WORK TO COMPLETE >>
Looking at the listing beneath, work out how many lines hold "name" and report only that figure.
____________________
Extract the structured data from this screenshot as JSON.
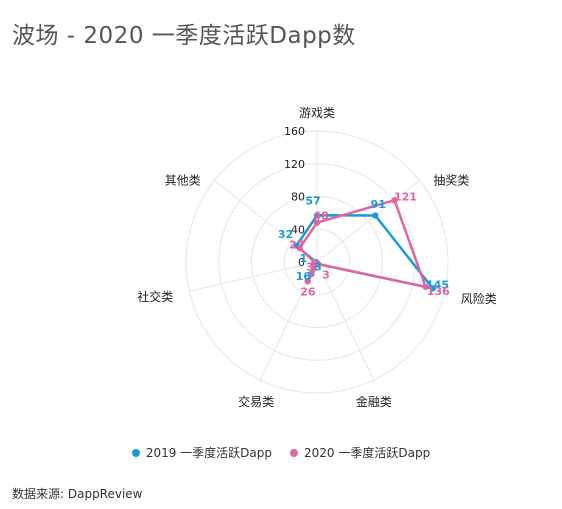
{
  "page": {
    "title": "波场 - 2020 一季度活跃Dapp数",
    "source": "数据来源: DappReview"
  },
  "colors": {
    "series_2019": "#1a9bd8",
    "series_2020": "#e066a2",
    "grid": "#e6e6e6"
  },
  "chart_data": {
    "type": "radar",
    "title": "波场 - 2020 一季度活跃Dapp数",
    "categories": [
      "游戏类",
      "抽奖类",
      "风险类",
      "金融类",
      "交易类",
      "社交类",
      "其他类"
    ],
    "series": [
      {
        "name": "2019 一季度活跃Dapp",
        "values": [
          57,
          91,
          145,
          3,
          16,
          1,
          32
        ]
      },
      {
        "name": "2020 一季度活跃Dapp",
        "values": [
          48,
          121,
          136,
          3,
          26,
          3,
          27
        ]
      }
    ],
    "ticks": [
      "0",
      "40",
      "80",
      "120",
      "160"
    ],
    "rmax": 160,
    "grid": true,
    "legend": "bottom"
  }
}
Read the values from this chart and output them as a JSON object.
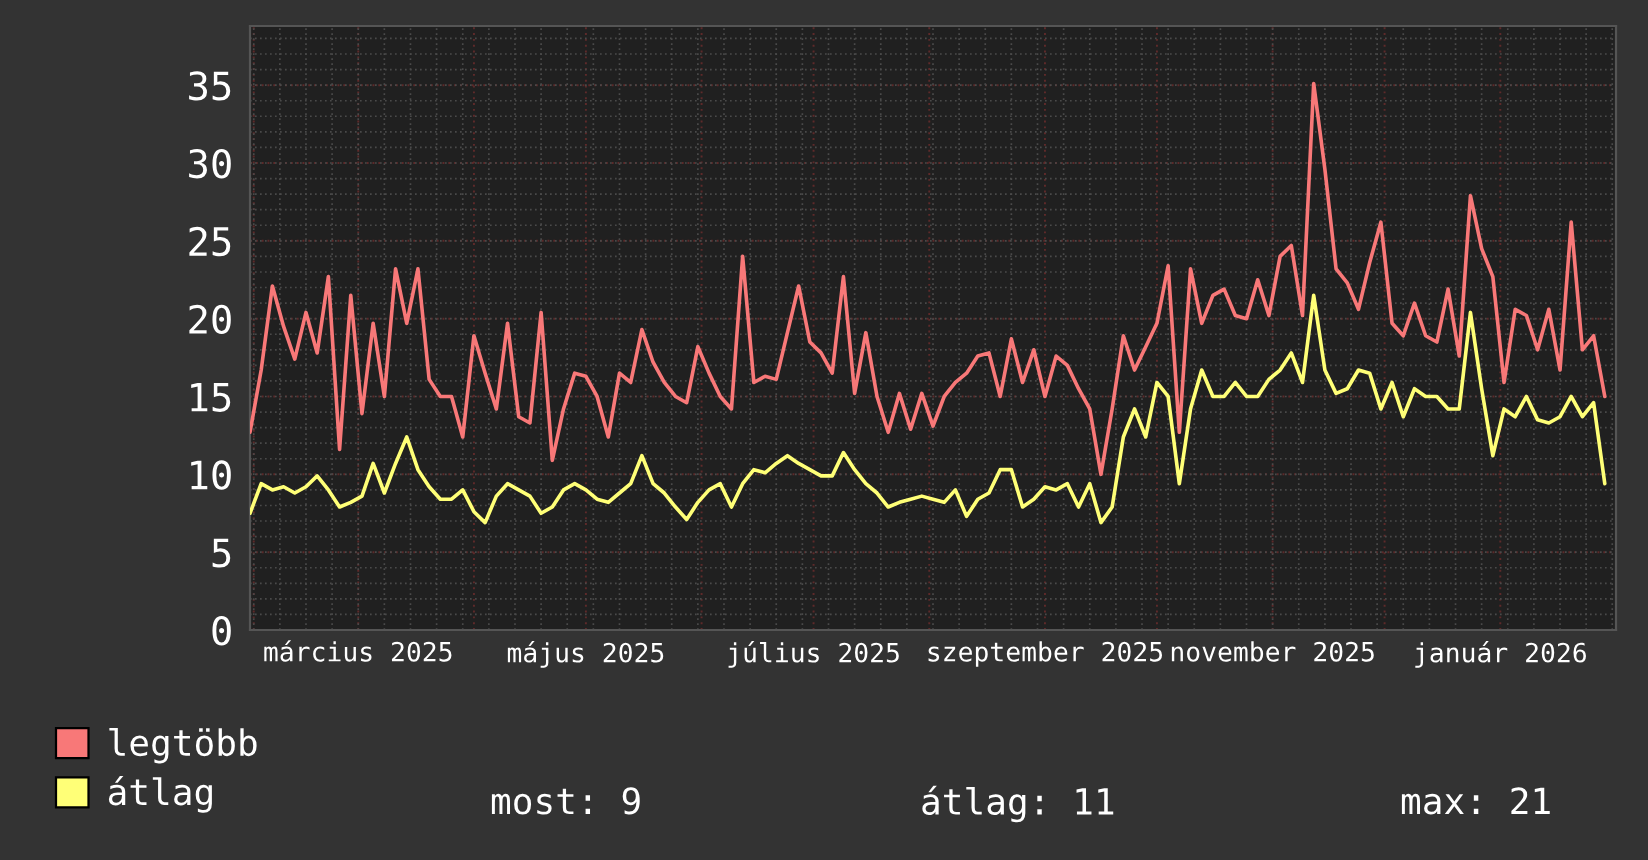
{
  "chart_data": {
    "type": "line",
    "x": [
      "2025-01-31",
      "2025-02-03",
      "2025-02-06",
      "2025-02-09",
      "2025-02-12",
      "2025-02-15",
      "2025-02-18",
      "2025-02-21",
      "2025-02-24",
      "2025-02-27",
      "2025-03-02",
      "2025-03-05",
      "2025-03-08",
      "2025-03-11",
      "2025-03-14",
      "2025-03-17",
      "2025-03-20",
      "2025-03-23",
      "2025-03-26",
      "2025-03-29",
      "2025-04-01",
      "2025-04-04",
      "2025-04-07",
      "2025-04-10",
      "2025-04-13",
      "2025-04-16",
      "2025-04-19",
      "2025-04-22",
      "2025-04-25",
      "2025-04-28",
      "2025-05-01",
      "2025-05-04",
      "2025-05-07",
      "2025-05-10",
      "2025-05-13",
      "2025-05-16",
      "2025-05-19",
      "2025-05-22",
      "2025-05-25",
      "2025-05-28",
      "2025-05-31",
      "2025-06-03",
      "2025-06-06",
      "2025-06-09",
      "2025-06-12",
      "2025-06-15",
      "2025-06-18",
      "2025-06-21",
      "2025-06-24",
      "2025-06-27",
      "2025-06-30",
      "2025-07-03",
      "2025-07-06",
      "2025-07-09",
      "2025-07-12",
      "2025-07-15",
      "2025-07-18",
      "2025-07-21",
      "2025-07-24",
      "2025-07-27",
      "2025-07-30",
      "2025-08-02",
      "2025-08-05",
      "2025-08-08",
      "2025-08-11",
      "2025-08-14",
      "2025-08-17",
      "2025-08-20",
      "2025-08-23",
      "2025-08-26",
      "2025-08-29",
      "2025-09-01",
      "2025-09-04",
      "2025-09-07",
      "2025-09-10",
      "2025-09-13",
      "2025-09-16",
      "2025-09-19",
      "2025-09-22",
      "2025-09-25",
      "2025-09-28",
      "2025-10-01",
      "2025-10-04",
      "2025-10-07",
      "2025-10-10",
      "2025-10-13",
      "2025-10-16",
      "2025-10-19",
      "2025-10-22",
      "2025-10-25",
      "2025-10-28",
      "2025-10-31",
      "2025-11-03",
      "2025-11-06",
      "2025-11-09",
      "2025-11-12",
      "2025-11-15",
      "2025-11-18",
      "2025-11-21",
      "2025-11-24",
      "2025-11-27",
      "2025-11-30",
      "2025-12-03",
      "2025-12-06",
      "2025-12-09",
      "2025-12-12",
      "2025-12-15",
      "2025-12-18",
      "2025-12-21",
      "2025-12-24",
      "2025-12-27",
      "2025-12-30",
      "2026-01-02",
      "2026-01-05",
      "2026-01-08",
      "2026-01-11",
      "2026-01-14",
      "2026-01-17",
      "2026-01-20",
      "2026-01-23",
      "2026-01-26",
      "2026-01-29"
    ],
    "series": [
      {
        "name": "legtöbb",
        "color": "#f87878",
        "values": [
          12.7,
          16.7,
          22.1,
          19.5,
          17.4,
          20.4,
          17.8,
          22.7,
          11.6,
          21.5,
          13.9,
          19.7,
          15.0,
          23.2,
          19.7,
          23.2,
          16.1,
          15.0,
          15.0,
          12.4,
          18.9,
          16.5,
          14.2,
          19.7,
          13.7,
          13.3,
          20.4,
          10.9,
          14.2,
          16.5,
          16.3,
          15.0,
          12.4,
          16.5,
          15.9,
          19.3,
          17.2,
          15.9,
          15.0,
          14.6,
          18.2,
          16.5,
          15.0,
          14.2,
          24.0,
          15.9,
          16.3,
          16.1,
          19.1,
          22.1,
          18.5,
          17.8,
          16.5,
          22.7,
          15.2,
          19.1,
          15.0,
          12.7,
          15.2,
          12.9,
          15.2,
          13.1,
          15.0,
          15.9,
          16.5,
          17.6,
          17.8,
          15.0,
          18.7,
          15.9,
          18.0,
          15.0,
          17.6,
          17.0,
          15.5,
          14.2,
          10.0,
          14.2,
          18.9,
          16.7,
          18.2,
          19.7,
          23.4,
          12.7,
          23.2,
          19.7,
          21.5,
          21.9,
          20.2,
          20.0,
          22.5,
          20.2,
          24.0,
          24.7,
          20.2,
          35.1,
          29.6,
          23.2,
          22.3,
          20.6,
          23.6,
          26.2,
          19.7,
          18.9,
          21.0,
          18.9,
          18.5,
          21.9,
          17.6,
          27.9,
          24.5,
          22.7,
          15.9,
          20.6,
          20.2,
          18.0,
          20.6,
          16.7,
          26.2,
          18.0,
          18.9,
          15.0
        ]
      },
      {
        "name": "átlag",
        "color": "#ffff77",
        "values": [
          7.5,
          9.4,
          9.0,
          9.2,
          8.8,
          9.2,
          9.9,
          9.0,
          7.9,
          8.2,
          8.6,
          10.7,
          8.8,
          10.7,
          12.4,
          10.3,
          9.2,
          8.4,
          8.4,
          9.0,
          7.6,
          6.9,
          8.6,
          9.4,
          9.0,
          8.6,
          7.5,
          7.9,
          9.0,
          9.4,
          9.0,
          8.4,
          8.2,
          8.8,
          9.4,
          11.2,
          9.4,
          8.8,
          7.9,
          7.1,
          8.2,
          9.0,
          9.4,
          7.9,
          9.4,
          10.3,
          10.1,
          10.7,
          11.2,
          10.7,
          10.3,
          9.9,
          9.9,
          11.4,
          10.3,
          9.4,
          8.8,
          7.9,
          8.2,
          8.4,
          8.6,
          8.4,
          8.2,
          9.0,
          7.3,
          8.4,
          8.8,
          10.3,
          10.3,
          7.9,
          8.4,
          9.2,
          9.0,
          9.4,
          7.9,
          9.4,
          6.9,
          7.9,
          12.4,
          14.2,
          12.4,
          15.9,
          15.0,
          9.4,
          14.2,
          16.7,
          15.0,
          15.0,
          15.9,
          15.0,
          15.0,
          16.1,
          16.7,
          17.8,
          15.9,
          21.5,
          16.7,
          15.2,
          15.5,
          16.7,
          16.5,
          14.2,
          15.9,
          13.7,
          15.5,
          15.0,
          15.0,
          14.2,
          14.2,
          20.4,
          15.5,
          11.2,
          14.2,
          13.7,
          15.0,
          13.5,
          13.3,
          13.7,
          15.0,
          13.7,
          14.6,
          9.4
        ]
      }
    ],
    "xlim": [
      "2025-01-31",
      "2026-02-01"
    ],
    "xticks": [
      {
        "value": "2025-02-01",
        "label": null
      },
      {
        "value": "2025-03-01",
        "label": "március 2025"
      },
      {
        "value": "2025-04-01",
        "label": null
      },
      {
        "value": "2025-05-01",
        "label": "május 2025"
      },
      {
        "value": "2025-06-01",
        "label": null
      },
      {
        "value": "2025-07-01",
        "label": "július 2025"
      },
      {
        "value": "2025-08-01",
        "label": null
      },
      {
        "value": "2025-09-01",
        "label": "szeptember 2025"
      },
      {
        "value": "2025-10-01",
        "label": null
      },
      {
        "value": "2025-11-01",
        "label": "november 2025"
      },
      {
        "value": "2025-12-01",
        "label": null
      },
      {
        "value": "2026-01-01",
        "label": "január 2026"
      },
      {
        "value": "2026-02-01",
        "label": null
      }
    ],
    "ylim": [
      0,
      38.8
    ],
    "yticks": [
      0,
      5,
      10,
      15,
      20,
      25,
      30,
      35
    ],
    "grid": true,
    "legend": "bottom left",
    "marker": "none",
    "line_style": "solid",
    "annotations": [
      "most: 9",
      "átlag: 11",
      "max: 21"
    ]
  }
}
____________________
PROBLEM SOLUTION >>
4